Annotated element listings
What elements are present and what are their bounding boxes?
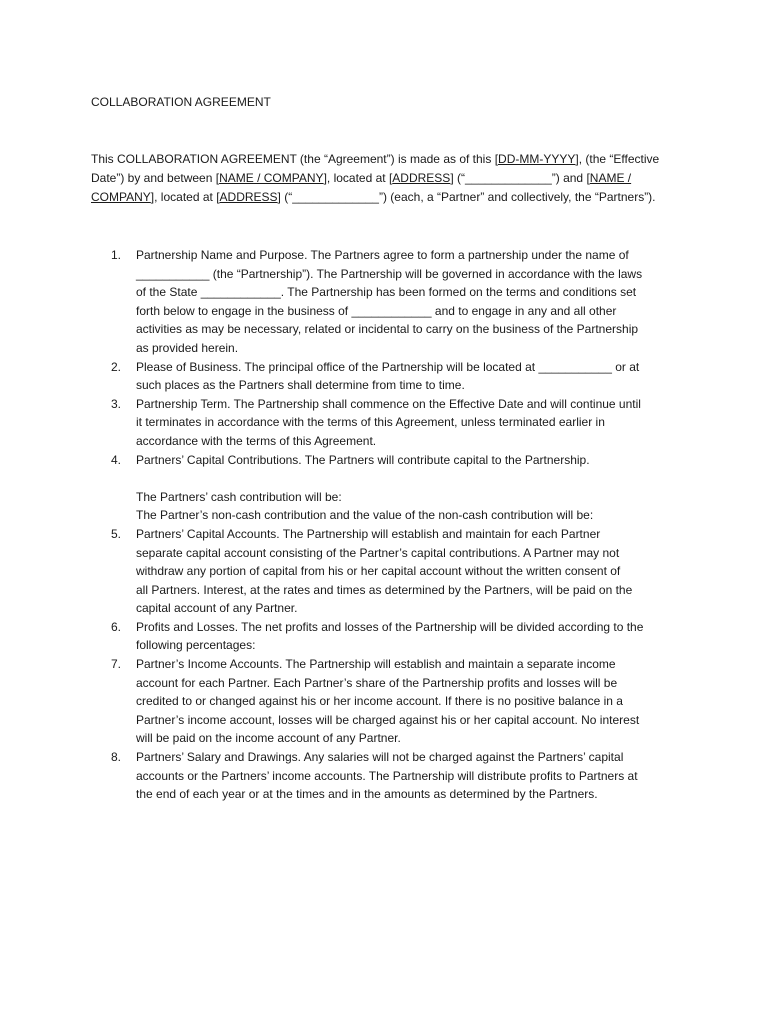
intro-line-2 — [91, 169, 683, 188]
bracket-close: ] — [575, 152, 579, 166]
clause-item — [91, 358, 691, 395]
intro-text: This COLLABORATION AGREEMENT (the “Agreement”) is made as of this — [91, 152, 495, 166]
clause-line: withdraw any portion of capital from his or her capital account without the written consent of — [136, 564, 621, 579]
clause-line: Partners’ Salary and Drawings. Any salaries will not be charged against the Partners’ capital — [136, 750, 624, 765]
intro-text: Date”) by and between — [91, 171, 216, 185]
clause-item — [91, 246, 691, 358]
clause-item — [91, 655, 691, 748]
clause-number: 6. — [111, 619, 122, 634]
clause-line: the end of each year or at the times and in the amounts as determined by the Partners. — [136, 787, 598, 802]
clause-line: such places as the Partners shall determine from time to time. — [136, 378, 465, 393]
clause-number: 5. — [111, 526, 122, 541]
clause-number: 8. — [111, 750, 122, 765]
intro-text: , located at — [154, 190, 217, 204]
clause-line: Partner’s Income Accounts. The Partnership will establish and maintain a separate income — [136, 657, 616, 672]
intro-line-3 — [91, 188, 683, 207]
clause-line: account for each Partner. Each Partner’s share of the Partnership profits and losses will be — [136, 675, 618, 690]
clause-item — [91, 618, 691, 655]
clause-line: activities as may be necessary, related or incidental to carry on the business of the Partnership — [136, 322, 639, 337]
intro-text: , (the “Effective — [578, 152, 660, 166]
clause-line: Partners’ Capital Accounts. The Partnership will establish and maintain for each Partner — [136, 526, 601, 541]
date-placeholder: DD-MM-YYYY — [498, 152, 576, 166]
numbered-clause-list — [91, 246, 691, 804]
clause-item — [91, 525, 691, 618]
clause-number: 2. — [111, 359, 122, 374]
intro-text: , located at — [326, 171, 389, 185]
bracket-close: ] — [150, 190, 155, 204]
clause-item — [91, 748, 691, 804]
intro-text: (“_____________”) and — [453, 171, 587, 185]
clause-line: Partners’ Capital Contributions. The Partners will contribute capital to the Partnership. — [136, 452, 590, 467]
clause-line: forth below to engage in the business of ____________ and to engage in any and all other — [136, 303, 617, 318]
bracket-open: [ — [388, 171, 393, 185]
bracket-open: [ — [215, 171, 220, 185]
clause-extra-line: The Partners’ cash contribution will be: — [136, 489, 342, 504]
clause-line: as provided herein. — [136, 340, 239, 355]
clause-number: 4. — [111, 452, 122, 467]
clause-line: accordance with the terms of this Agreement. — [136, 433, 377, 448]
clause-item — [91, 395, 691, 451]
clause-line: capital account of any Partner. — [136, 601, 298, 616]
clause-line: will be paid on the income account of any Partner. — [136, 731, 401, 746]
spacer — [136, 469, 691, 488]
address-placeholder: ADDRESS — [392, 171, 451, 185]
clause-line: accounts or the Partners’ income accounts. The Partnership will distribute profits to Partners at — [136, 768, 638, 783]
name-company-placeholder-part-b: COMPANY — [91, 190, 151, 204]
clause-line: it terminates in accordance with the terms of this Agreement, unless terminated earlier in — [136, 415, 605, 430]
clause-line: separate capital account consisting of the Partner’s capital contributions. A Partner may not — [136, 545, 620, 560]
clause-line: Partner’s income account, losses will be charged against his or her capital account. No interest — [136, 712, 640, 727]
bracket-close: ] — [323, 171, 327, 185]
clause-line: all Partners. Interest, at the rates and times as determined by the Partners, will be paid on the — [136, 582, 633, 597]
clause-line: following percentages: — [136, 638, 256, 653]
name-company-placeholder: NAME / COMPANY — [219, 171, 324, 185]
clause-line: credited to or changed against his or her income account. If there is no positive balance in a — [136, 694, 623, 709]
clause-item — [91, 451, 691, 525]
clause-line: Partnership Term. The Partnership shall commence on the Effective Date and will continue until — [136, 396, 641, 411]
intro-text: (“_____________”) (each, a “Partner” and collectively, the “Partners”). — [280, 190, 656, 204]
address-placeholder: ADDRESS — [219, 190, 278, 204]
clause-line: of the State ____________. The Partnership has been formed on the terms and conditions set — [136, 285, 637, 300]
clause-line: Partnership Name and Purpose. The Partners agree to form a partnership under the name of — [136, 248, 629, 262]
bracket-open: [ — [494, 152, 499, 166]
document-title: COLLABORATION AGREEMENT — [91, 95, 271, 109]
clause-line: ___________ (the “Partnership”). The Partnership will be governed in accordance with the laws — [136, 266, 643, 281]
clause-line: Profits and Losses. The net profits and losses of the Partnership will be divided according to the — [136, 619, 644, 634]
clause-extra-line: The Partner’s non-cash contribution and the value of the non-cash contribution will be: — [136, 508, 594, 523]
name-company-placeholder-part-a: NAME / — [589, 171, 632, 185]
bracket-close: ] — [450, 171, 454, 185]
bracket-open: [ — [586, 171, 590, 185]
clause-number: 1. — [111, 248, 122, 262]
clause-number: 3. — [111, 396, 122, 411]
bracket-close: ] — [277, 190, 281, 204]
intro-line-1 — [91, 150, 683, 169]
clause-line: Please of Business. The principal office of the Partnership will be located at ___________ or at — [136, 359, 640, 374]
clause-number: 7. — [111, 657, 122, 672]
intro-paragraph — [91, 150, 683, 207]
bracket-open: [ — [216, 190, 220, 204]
...
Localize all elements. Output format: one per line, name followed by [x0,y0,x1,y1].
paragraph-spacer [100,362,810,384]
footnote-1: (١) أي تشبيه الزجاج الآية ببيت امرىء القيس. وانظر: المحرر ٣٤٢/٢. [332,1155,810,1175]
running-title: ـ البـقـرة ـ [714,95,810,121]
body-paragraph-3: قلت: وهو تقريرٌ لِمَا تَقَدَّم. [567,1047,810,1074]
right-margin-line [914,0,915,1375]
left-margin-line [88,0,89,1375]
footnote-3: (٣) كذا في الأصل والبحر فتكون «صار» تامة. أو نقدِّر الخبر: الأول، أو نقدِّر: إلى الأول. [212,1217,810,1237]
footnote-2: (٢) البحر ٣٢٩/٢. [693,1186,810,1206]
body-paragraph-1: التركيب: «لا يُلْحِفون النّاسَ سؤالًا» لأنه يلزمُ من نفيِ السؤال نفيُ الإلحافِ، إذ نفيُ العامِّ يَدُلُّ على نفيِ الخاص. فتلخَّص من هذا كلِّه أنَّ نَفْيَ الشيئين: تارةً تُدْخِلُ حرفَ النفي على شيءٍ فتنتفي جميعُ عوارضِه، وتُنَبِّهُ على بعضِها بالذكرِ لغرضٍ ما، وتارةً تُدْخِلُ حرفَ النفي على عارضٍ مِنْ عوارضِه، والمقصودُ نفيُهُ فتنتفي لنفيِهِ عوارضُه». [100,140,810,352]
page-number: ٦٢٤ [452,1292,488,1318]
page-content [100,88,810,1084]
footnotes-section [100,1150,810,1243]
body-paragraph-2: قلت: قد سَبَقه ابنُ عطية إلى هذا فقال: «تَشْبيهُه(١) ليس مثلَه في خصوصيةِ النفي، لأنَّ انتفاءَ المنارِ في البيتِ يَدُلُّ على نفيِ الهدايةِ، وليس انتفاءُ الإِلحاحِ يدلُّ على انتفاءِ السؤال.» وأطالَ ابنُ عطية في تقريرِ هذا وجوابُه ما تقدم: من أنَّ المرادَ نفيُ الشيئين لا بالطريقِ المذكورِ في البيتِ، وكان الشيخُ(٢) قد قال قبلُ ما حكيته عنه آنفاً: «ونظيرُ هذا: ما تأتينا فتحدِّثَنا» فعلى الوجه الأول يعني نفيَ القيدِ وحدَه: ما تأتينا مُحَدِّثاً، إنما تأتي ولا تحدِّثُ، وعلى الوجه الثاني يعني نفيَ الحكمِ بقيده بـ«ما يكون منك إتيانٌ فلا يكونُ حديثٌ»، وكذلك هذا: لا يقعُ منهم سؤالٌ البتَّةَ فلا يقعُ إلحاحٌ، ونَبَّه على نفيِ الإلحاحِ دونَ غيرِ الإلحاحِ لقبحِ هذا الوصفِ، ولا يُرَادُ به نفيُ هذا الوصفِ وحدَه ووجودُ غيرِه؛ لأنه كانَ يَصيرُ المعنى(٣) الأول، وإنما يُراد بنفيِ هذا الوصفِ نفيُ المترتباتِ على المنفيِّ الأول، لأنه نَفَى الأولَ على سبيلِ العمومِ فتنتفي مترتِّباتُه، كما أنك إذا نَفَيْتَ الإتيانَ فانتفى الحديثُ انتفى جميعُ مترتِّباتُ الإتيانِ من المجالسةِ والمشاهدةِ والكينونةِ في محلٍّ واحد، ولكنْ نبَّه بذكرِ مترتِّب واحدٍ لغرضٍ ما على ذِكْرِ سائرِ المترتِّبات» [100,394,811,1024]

• WRITTEN EXERCISE
Report how many lines of the entries contain the string "close", counting only matches in the same case. Give the number alone.

• WRITTEN ANSWER
5